# THE INPUT
▽

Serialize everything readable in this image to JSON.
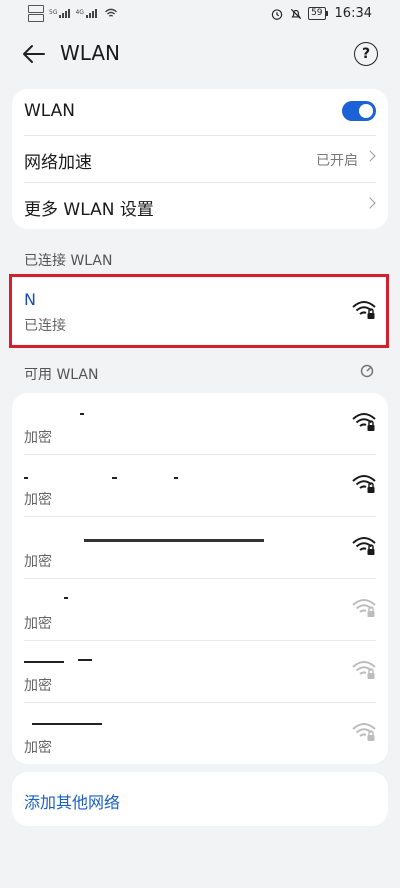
{
  "status_bar": {
    "signal_labels": [
      "5G",
      "4G"
    ],
    "battery": "59",
    "time": "16:34"
  },
  "header": {
    "title": "WLAN",
    "help": "?"
  },
  "settings": {
    "wlan_label": "WLAN",
    "wlan_enabled": true,
    "acceleration_label": "网络加速",
    "acceleration_value": "已开启",
    "more_label": "更多 WLAN 设置"
  },
  "connected_section": {
    "title": "已连接 WLAN",
    "network": {
      "name": "N",
      "status": "已连接",
      "signal": "strong",
      "secured": true
    }
  },
  "available_section": {
    "title": "可用 WLAN",
    "networks": [
      {
        "name": "",
        "status": "加密",
        "signal": "strong"
      },
      {
        "name": "",
        "status": "加密",
        "signal": "strong"
      },
      {
        "name": "",
        "status": "加密",
        "signal": "strong"
      },
      {
        "name": "",
        "status": "加密",
        "signal": "weak"
      },
      {
        "name": "",
        "status": "加密",
        "signal": "weak"
      },
      {
        "name": "",
        "status": "加密",
        "signal": "weak"
      }
    ]
  },
  "add_network": {
    "label": "添加其他网络"
  },
  "colors": {
    "accent": "#1a62d6",
    "highlight_border": "#d2202d",
    "background": "#f1f3f5"
  }
}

△

# TASK TO CARRY OUT
Copy all lines from the entries that contain the word "title".

# RESPONSE TO THIS TASK
    "title": "WLAN",
    "title": "已连接 WLAN",
    "title": "可用 WLAN",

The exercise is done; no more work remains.